> Your objective: Scan the records below for the word "tego" and give only the number of lines that hold it.

-------- Material provided

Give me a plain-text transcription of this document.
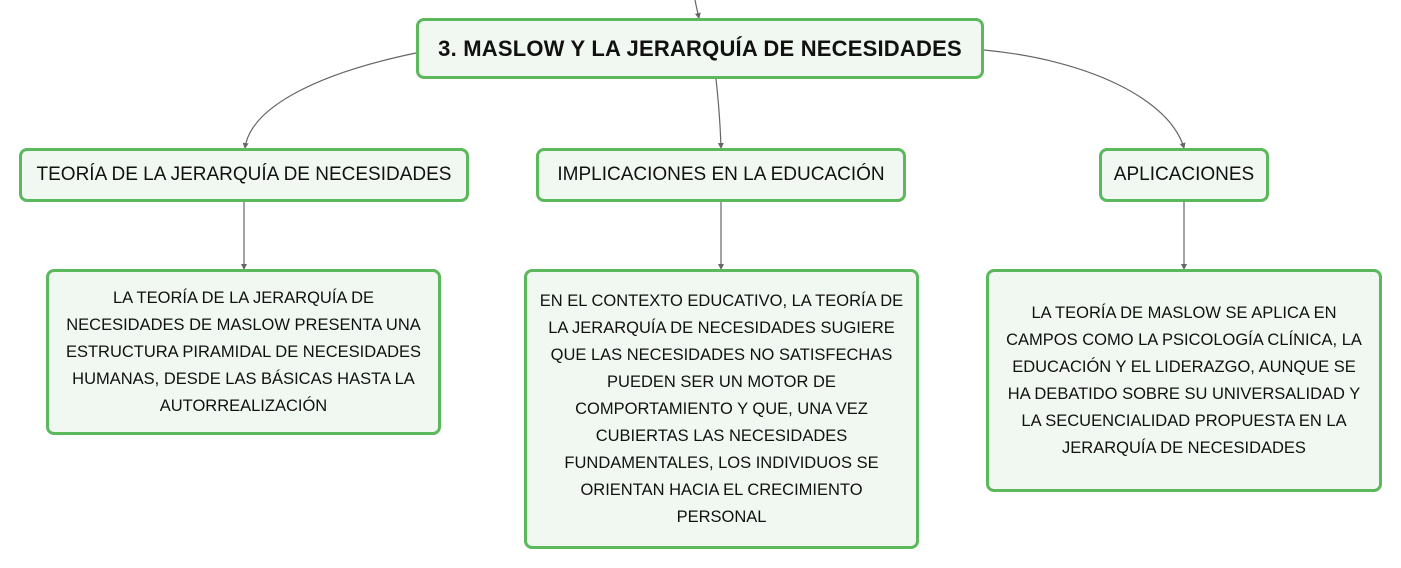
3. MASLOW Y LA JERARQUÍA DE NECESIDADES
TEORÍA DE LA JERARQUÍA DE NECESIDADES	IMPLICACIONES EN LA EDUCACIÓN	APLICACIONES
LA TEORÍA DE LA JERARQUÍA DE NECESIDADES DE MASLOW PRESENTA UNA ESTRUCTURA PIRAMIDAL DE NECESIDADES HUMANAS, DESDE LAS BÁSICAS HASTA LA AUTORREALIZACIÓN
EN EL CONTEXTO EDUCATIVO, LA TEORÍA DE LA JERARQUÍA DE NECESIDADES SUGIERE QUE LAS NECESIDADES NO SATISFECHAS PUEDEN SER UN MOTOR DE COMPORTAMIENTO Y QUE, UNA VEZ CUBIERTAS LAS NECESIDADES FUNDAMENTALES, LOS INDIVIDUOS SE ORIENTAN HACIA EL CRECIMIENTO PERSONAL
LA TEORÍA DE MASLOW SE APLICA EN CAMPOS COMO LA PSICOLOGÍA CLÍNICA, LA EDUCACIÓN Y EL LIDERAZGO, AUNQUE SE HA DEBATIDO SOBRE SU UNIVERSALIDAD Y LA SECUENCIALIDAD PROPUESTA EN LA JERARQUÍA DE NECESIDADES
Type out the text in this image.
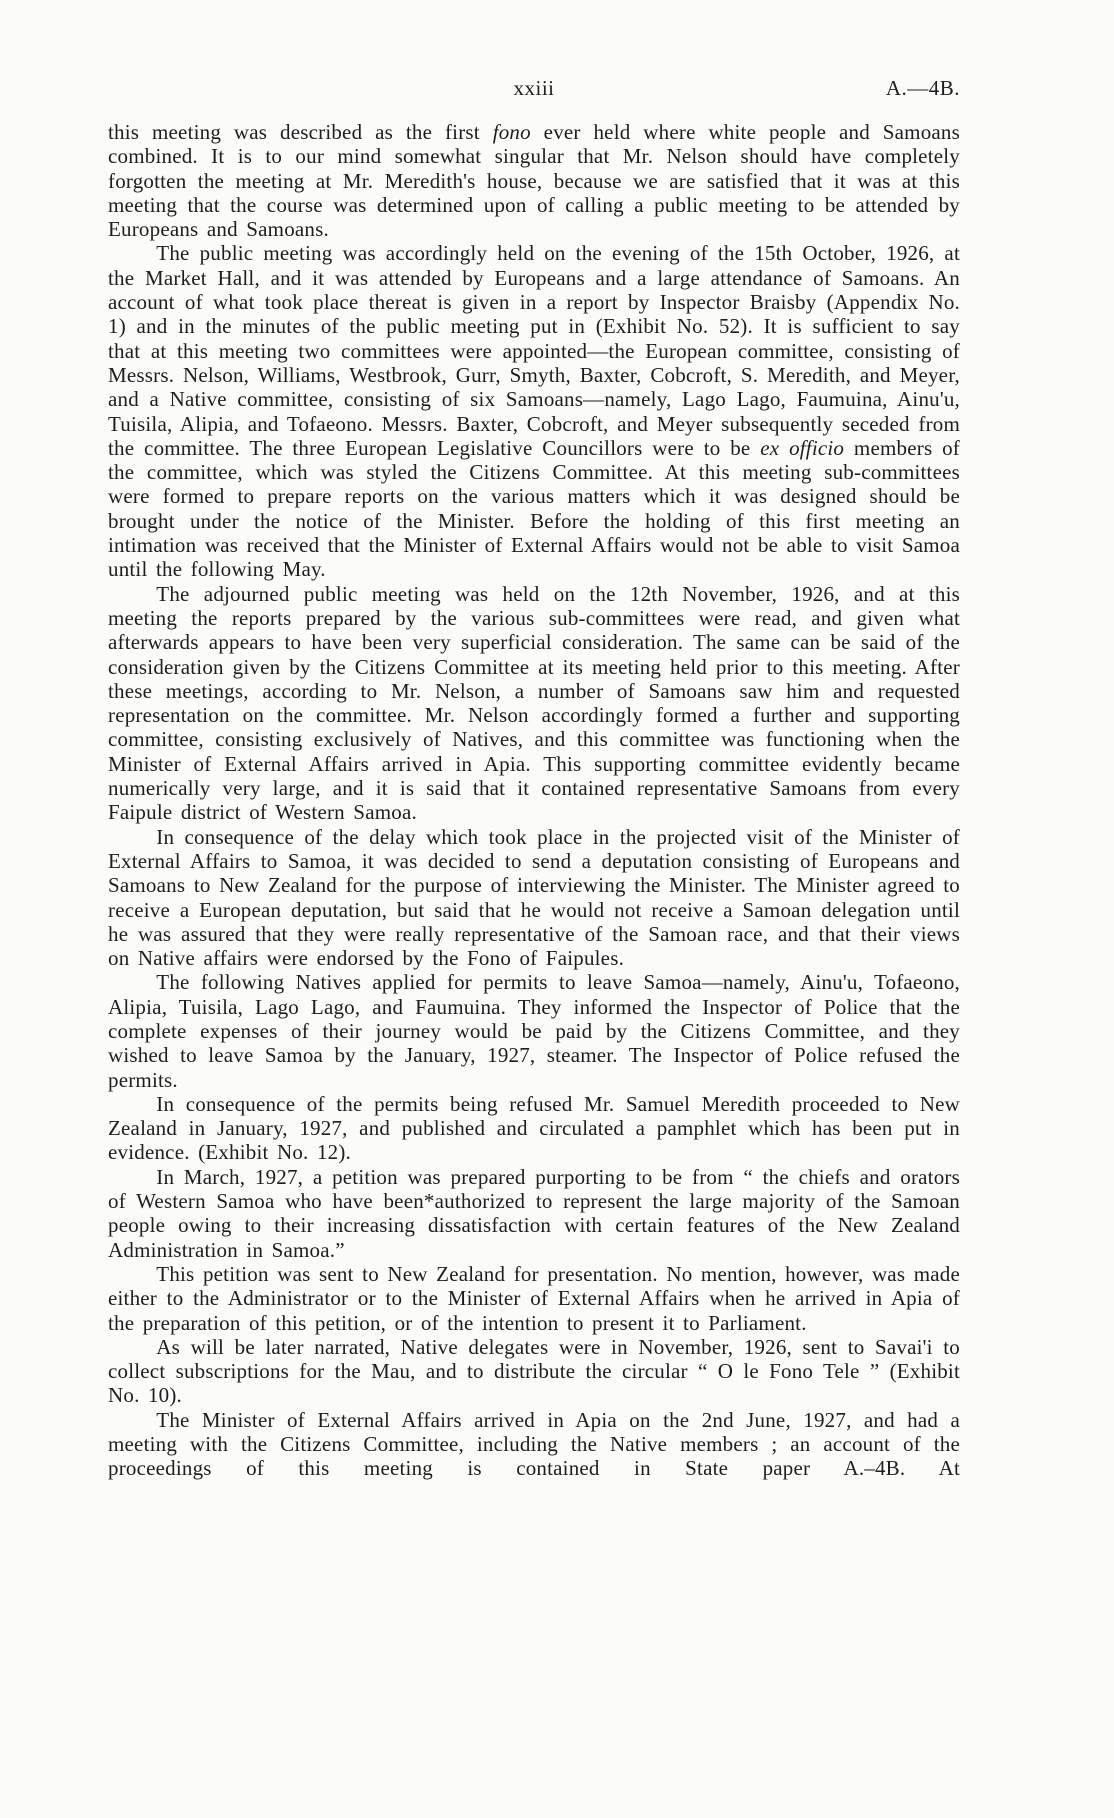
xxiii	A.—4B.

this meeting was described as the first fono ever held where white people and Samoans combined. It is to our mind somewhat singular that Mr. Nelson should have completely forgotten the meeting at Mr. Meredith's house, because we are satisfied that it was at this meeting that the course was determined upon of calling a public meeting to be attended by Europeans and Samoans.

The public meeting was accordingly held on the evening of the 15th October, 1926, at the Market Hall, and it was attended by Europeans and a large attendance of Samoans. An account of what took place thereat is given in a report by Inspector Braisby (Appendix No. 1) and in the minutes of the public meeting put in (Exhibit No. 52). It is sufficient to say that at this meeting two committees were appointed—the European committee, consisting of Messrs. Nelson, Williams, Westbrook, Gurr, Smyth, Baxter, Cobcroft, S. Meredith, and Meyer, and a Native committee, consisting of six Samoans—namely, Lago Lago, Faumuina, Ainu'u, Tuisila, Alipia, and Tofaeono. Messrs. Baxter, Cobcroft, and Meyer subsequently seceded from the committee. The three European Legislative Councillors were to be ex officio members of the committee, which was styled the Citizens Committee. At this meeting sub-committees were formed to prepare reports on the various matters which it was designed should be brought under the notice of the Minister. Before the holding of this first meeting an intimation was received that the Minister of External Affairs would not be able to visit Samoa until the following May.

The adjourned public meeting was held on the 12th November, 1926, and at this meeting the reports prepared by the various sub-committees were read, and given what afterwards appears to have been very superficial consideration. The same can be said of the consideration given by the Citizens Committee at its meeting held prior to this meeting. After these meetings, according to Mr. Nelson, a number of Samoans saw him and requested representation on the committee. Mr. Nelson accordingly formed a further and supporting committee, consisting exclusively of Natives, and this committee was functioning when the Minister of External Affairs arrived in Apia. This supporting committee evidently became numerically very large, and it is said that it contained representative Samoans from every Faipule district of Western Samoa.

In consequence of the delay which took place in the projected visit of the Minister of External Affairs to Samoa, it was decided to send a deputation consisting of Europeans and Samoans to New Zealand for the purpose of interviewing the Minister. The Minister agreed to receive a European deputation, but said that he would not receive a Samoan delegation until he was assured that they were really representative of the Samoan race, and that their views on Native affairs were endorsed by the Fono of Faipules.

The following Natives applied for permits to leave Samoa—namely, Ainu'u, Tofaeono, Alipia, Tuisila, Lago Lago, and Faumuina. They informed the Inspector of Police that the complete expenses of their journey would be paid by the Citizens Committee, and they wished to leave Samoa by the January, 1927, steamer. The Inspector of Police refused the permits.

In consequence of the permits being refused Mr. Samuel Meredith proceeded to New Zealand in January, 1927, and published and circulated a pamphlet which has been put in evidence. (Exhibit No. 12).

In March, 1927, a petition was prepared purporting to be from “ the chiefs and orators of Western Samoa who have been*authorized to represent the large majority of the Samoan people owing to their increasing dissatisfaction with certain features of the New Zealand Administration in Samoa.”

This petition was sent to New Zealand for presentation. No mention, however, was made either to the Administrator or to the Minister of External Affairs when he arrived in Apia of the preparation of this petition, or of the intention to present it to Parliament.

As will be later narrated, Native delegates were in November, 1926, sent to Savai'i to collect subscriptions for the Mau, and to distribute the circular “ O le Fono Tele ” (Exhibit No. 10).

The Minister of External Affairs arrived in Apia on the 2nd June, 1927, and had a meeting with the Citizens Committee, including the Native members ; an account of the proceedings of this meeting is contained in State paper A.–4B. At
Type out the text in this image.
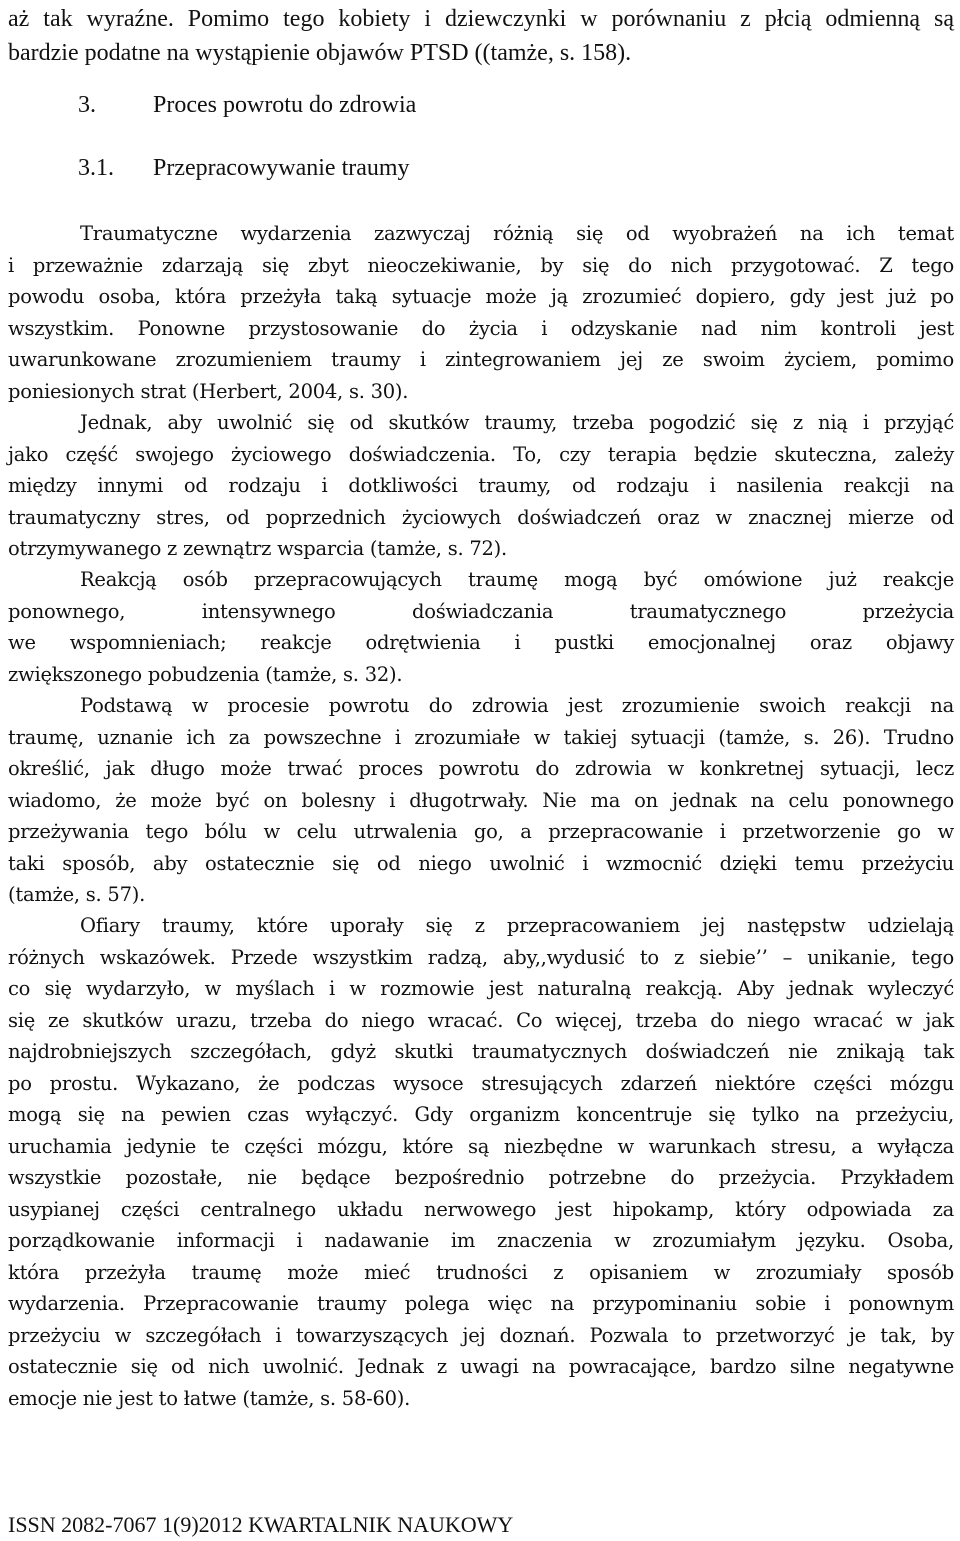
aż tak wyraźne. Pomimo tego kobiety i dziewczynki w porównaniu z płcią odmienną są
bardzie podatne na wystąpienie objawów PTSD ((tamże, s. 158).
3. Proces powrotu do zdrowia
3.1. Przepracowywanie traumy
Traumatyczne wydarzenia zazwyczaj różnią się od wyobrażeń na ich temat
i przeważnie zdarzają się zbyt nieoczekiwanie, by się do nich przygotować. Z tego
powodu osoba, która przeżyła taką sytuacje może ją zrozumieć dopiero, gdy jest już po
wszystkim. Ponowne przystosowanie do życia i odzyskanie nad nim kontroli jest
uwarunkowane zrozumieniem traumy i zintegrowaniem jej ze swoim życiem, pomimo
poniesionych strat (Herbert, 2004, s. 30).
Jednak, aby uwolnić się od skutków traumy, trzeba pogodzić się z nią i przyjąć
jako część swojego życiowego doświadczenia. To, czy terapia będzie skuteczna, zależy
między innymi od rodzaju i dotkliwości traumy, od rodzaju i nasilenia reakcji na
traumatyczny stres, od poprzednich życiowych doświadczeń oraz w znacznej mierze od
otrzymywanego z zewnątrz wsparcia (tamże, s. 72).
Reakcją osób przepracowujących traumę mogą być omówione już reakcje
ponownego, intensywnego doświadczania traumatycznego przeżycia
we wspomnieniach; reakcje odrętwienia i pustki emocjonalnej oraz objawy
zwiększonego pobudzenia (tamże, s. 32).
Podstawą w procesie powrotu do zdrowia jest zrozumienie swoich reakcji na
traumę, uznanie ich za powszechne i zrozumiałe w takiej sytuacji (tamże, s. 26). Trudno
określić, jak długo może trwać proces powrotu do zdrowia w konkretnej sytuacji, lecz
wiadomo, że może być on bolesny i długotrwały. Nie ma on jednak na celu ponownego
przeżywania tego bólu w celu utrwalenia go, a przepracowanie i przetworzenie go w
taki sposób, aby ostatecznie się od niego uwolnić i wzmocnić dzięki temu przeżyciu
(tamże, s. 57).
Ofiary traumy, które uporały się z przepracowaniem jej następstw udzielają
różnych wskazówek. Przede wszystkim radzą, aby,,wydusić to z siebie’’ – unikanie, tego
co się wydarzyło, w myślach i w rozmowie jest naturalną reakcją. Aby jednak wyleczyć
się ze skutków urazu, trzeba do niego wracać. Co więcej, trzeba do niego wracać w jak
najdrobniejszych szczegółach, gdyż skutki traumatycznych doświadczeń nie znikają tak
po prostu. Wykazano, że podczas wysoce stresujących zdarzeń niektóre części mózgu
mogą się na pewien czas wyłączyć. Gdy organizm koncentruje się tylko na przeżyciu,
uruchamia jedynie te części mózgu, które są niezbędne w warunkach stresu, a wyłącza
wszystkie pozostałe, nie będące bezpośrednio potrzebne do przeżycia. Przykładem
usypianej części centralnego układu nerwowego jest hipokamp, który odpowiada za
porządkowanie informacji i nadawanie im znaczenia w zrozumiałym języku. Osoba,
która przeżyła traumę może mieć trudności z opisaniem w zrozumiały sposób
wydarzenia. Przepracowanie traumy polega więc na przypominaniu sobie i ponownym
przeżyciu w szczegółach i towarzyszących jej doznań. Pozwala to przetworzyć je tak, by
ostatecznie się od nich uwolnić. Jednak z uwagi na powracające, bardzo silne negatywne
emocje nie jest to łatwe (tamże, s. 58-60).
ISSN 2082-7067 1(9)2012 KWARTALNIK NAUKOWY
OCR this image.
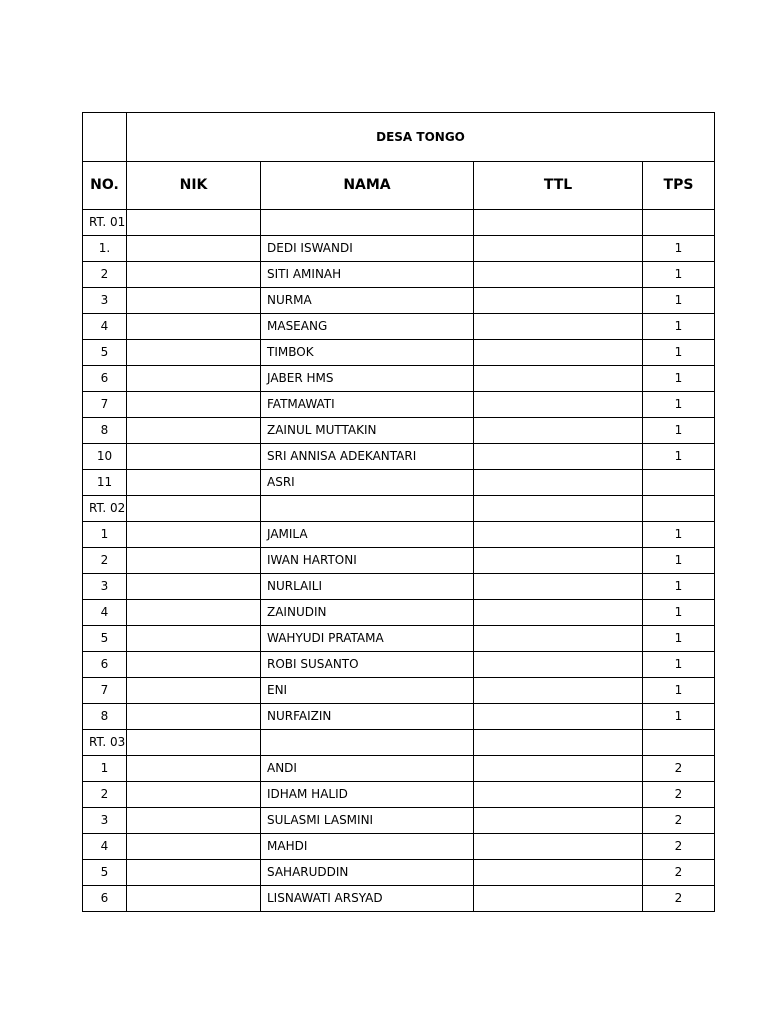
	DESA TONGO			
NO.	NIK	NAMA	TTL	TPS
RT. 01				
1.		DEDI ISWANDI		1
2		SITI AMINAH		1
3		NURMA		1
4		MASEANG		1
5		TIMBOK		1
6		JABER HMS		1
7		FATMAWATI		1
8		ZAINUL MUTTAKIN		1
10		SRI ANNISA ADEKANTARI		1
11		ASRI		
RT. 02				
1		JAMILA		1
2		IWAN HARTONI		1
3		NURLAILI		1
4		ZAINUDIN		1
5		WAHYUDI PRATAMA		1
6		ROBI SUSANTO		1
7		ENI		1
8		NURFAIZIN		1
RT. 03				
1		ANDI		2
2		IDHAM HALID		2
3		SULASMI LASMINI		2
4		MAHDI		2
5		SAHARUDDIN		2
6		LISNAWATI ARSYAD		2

----------------

> Solved exercise: 4